-- Begin EXCERPTED RECORDS --
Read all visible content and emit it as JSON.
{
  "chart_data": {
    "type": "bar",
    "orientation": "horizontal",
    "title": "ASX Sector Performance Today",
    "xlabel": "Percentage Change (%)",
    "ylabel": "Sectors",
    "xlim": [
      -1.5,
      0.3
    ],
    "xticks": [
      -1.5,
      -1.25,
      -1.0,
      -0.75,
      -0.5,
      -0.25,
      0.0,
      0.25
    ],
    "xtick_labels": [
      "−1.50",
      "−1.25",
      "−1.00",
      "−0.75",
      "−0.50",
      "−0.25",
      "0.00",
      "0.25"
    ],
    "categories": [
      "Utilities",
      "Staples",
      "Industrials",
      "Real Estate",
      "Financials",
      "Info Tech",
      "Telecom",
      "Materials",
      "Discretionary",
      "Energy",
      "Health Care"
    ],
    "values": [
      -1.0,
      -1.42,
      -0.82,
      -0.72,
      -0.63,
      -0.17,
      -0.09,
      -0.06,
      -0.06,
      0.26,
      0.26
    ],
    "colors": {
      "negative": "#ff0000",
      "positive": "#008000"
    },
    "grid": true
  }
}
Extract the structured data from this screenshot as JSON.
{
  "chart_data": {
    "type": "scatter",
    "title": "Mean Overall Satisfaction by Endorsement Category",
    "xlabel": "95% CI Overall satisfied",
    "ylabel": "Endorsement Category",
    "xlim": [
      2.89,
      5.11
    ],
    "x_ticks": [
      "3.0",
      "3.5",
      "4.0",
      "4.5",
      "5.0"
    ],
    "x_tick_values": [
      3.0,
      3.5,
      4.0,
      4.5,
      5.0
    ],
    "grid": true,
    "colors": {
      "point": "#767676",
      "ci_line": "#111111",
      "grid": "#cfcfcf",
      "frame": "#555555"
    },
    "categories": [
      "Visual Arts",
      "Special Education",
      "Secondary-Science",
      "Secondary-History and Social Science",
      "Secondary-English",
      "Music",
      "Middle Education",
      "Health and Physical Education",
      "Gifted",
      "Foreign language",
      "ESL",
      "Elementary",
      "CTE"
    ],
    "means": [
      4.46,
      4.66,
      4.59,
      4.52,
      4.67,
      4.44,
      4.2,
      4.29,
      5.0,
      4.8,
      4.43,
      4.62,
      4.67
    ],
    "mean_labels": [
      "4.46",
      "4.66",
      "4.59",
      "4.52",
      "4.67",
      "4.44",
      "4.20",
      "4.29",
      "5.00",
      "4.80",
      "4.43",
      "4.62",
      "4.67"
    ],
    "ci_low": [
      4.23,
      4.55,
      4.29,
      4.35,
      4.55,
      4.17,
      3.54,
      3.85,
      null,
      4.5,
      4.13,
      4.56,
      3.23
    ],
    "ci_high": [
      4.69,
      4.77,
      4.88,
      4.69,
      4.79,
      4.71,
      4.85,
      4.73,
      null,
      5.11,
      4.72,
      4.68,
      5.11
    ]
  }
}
-- End EXCERPTED RECORDS --
> [EXERCISE TASK]
Identify the lines above that contain the word "Endorsement", then copy them.

> [THE ANSWER]
    "title": "Mean Overall Satisfaction by Endorsement Category",
    "ylabel": "Endorsement Category",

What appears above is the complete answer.